Task instructions
Give every entry again, word for word.

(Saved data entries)
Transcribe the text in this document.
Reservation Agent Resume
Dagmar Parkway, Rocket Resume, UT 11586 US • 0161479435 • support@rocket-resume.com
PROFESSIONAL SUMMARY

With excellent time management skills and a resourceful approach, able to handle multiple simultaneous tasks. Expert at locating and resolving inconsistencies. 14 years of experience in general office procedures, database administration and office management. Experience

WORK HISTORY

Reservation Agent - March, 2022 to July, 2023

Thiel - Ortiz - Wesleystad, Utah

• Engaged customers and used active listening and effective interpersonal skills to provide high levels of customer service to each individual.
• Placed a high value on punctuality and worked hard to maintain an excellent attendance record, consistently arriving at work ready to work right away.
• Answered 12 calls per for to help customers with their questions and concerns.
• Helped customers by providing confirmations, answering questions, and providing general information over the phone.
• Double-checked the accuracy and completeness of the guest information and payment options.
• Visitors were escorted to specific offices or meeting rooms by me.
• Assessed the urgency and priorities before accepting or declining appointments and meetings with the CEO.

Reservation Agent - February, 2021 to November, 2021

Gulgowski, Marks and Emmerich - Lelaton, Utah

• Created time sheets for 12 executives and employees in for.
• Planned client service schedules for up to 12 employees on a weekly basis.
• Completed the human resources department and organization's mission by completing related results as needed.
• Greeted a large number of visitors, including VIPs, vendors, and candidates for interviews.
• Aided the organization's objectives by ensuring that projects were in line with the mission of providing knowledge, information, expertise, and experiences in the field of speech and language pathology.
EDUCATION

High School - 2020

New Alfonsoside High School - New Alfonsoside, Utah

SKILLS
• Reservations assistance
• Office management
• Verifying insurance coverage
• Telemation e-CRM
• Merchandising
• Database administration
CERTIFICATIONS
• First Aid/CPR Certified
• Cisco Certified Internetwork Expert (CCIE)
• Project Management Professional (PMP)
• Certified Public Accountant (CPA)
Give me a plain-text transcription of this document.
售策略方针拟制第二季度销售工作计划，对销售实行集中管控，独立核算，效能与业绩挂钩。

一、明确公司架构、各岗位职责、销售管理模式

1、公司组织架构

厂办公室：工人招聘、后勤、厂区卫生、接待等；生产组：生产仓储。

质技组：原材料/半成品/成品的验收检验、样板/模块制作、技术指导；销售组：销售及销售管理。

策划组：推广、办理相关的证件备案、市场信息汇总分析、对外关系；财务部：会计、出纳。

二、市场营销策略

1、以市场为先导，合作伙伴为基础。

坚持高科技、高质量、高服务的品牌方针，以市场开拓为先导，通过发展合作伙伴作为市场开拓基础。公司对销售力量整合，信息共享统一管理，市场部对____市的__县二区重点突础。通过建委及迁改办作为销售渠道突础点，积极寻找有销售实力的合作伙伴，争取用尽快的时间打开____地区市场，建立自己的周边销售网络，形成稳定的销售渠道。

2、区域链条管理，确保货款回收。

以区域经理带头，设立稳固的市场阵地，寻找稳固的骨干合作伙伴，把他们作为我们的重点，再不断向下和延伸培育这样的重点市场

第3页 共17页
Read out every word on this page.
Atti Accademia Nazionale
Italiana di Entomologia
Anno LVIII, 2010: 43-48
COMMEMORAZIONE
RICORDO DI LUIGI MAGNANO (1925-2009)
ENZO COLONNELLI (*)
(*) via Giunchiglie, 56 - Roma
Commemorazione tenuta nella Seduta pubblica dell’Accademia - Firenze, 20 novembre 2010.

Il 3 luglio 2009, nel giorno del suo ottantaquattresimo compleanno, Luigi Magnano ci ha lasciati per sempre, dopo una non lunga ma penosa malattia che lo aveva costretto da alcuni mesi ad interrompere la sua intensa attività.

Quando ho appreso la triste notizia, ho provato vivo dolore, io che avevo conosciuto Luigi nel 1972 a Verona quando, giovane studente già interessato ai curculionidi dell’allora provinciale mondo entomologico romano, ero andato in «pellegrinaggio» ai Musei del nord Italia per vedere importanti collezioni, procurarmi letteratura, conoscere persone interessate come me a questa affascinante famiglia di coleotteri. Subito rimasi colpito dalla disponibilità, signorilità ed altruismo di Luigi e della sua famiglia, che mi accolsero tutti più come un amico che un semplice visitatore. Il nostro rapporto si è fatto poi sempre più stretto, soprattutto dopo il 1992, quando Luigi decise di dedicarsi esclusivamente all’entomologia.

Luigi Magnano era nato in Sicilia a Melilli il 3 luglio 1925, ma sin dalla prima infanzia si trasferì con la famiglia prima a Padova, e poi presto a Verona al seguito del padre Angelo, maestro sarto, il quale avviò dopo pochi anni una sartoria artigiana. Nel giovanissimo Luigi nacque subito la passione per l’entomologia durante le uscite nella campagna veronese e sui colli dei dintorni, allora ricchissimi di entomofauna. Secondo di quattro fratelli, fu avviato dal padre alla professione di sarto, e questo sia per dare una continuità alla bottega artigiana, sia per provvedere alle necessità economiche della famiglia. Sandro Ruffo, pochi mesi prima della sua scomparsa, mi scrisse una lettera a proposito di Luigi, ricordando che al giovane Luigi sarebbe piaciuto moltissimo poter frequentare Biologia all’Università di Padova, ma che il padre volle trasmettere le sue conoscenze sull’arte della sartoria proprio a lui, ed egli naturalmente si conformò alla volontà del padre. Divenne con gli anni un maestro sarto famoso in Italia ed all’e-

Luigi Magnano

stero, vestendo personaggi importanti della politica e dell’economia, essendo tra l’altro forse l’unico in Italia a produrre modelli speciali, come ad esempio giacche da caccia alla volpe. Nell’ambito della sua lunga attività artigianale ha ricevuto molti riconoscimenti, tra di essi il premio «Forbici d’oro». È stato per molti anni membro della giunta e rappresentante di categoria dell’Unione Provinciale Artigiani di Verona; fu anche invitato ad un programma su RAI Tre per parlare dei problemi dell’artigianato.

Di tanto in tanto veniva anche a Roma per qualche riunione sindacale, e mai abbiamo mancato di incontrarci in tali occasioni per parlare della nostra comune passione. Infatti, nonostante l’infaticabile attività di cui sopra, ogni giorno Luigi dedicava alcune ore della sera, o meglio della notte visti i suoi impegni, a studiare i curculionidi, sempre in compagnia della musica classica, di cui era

Exercise output
Transcribe the text in this document.
Reservation Agent Resume
Dagmar Parkway, Rocket Resume, UT 11586 US • 0161479435 • support@rocket-resume.com
PROFESSIONAL SUMMARY

With excellent time management skills and a resourceful approach, able to handle multiple simultaneous tasks. Expert at locating and resolving inconsistencies. 14 years of experience in general office procedures, database administration and office management. Experience

WORK HISTORY

Reservation Agent - March, 2022 to July, 2023

Thiel - Ortiz - Wesleystad, Utah

• Engaged customers and used active listening and effective interpersonal skills to provide high levels of customer service to each individual.
• Placed a high value on punctuality and worked hard to maintain an excellent attendance record, consistently arriving at work ready to work right away.
• Answered 12 calls per for to help customers with their questions and concerns.
• Helped customers by providing confirmations, answering questions, and providing general information over the phone.
• Double-checked the accuracy and completeness of the guest information and payment options.
• Visitors were escorted to specific offices or meeting rooms by me.
• Assessed the urgency and priorities before accepting or declining appointments and meetings with the CEO.

Reservation Agent - February, 2021 to November, 2021

Gulgowski, Marks and Emmerich - Lelaton, Utah

• Created time sheets for 12 executives and employees in for.
• Planned client service schedules for up to 12 employees on a weekly basis.
• Completed the human resources department and organization's mission by completing related results as needed.
• Greeted a large number of visitors, including VIPs, vendors, and candidates for interviews.
• Aided the organization's objectives by ensuring that projects were in line with the mission of providing knowledge, information, expertise, and experiences in the field of speech and language pathology.
EDUCATION

High School - 2020

New Alfonsoside High School - New Alfonsoside, Utah

SKILLS
• Reservations assistance
• Office management
• Verifying insurance coverage
• Telemation e-CRM
• Merchandising
• Database administration
CERTIFICATIONS
• First Aid/CPR Certified
• Cisco Certified Internetwork Expert (CCIE)
• Project Management Professional (PMP)
• Certified Public Accountant (CPA)
Give me a plain-text transcription of this document.
售策略方针拟制第二季度销售工作计划，对销售实行集中管控，独立核算，效能与业绩挂钩。

一、明确公司架构、各岗位职责、销售管理模式

1、公司组织架构

厂办公室：工人招聘、后勤、厂区卫生、接待等；生产组：生产仓储。

质技组：原材料/半成品/成品的验收检验、样板/模块制作、技术指导；销售组：销售及销售管理。

策划组：推广、办理相关的证件备案、市场信息汇总分析、对外关系；财务部：会计、出纳。

二、市场营销策略

1、以市场为先导，合作伙伴为基础。

坚持高科技、高质量、高服务的品牌方针，以市场开拓为先导，通过发展合作伙伴作为市场开拓基础。公司对销售力量整合，信息共享统一管理，市场部对____市的__县二区重点突础。通过建委及迁改办作为销售渠道突础点，积极寻找有销售实力的合作伙伴，争取用尽快的时间打开____地区市场，建立自己的周边销售网络，形成稳定的销售渠道。

2、区域链条管理，确保货款回收。

以区域经理带头，设立稳固的市场阵地，寻找稳固的骨干合作伙伴，把他们作为我们的重点，再不断向下和延伸培育这样的重点市场

第3页 共17页
Read out every word on this page.
Atti Accademia Nazionale
Italiana di Entomologia
Anno LVIII, 2010: 43-48
COMMEMORAZIONE
RICORDO DI LUIGI MAGNANO (1925-2009)
ENZO COLONNELLI (*)
(*) via Giunchiglie, 56 - Roma
Commemorazione tenuta nella Seduta pubblica dell’Accademia - Firenze, 20 novembre 2010.

Il 3 luglio 2009, nel giorno del suo ottantaquattresimo compleanno, Luigi Magnano ci ha lasciati per sempre, dopo una non lunga ma penosa malattia che lo aveva costretto da alcuni mesi ad interrompere la sua intensa attività.

Quando ho appreso la triste notizia, ho provato vivo dolore, io che avevo conosciuto Luigi nel 1972 a Verona quando, giovane studente già interessato ai curculionidi dell’allora provinciale mondo entomologico romano, ero andato in «pellegrinaggio» ai Musei del nord Italia per vedere importanti collezioni, procurarmi letteratura, conoscere persone interessate come me a questa affascinante famiglia di coleotteri. Subito rimasi colpito dalla disponibilità, signorilità ed altruismo di Luigi e della sua famiglia, che mi accolsero tutti più come un amico che un semplice visitatore. Il nostro rapporto si è fatto poi sempre più stretto, soprattutto dopo il 1992, quando Luigi decise di dedicarsi esclusivamente all’entomologia.

Luigi Magnano era nato in Sicilia a Melilli il 3 luglio 1925, ma sin dalla prima infanzia si trasferì con la famiglia prima a Padova, e poi presto a Verona al seguito del padre Angelo, maestro sarto, il quale avviò dopo pochi anni una sartoria artigiana. Nel giovanissimo Luigi nacque subito la passione per l’entomologia durante le uscite nella campagna veronese e sui colli dei dintorni, allora ricchissimi di entomofauna. Secondo di quattro fratelli, fu avviato dal padre alla professione di sarto, e questo sia per dare una continuità alla bottega artigiana, sia per provvedere alle necessità economiche della famiglia. Sandro Ruffo, pochi mesi prima della sua scomparsa, mi scrisse una lettera a proposito di Luigi, ricordando che al giovane Luigi sarebbe piaciuto moltissimo poter frequentare Biologia all’Università di Padova, ma che il padre volle trasmettere le sue conoscenze sull’arte della sartoria proprio a lui, ed egli naturalmente si conformò alla volontà del padre. Divenne con gli anni un maestro sarto famoso in Italia ed all’e-

Luigi Magnano

stero, vestendo personaggi importanti della politica e dell’economia, essendo tra l’altro forse l’unico in Italia a produrre modelli speciali, come ad esempio giacche da caccia alla volpe. Nell’ambito della sua lunga attività artigianale ha ricevuto molti riconoscimenti, tra di essi il premio «Forbici d’oro». È stato per molti anni membro della giunta e rappresentante di categoria dell’Unione Provinciale Artigiani di Verona; fu anche invitato ad un programma su RAI Tre per parlare dei problemi dell’artigianato.

Di tanto in tanto veniva anche a Roma per qualche riunione sindacale, e mai abbiamo mancato di incontrarci in tali occasioni per parlare della nostra comune passione. Infatti, nonostante l’infaticabile attività di cui sopra, ogni giorno Luigi dedicava alcune ore della sera, o meglio della notte visti i suoi impegni, a studiare i curculionidi, sempre in compagnia della musica classica, di cui era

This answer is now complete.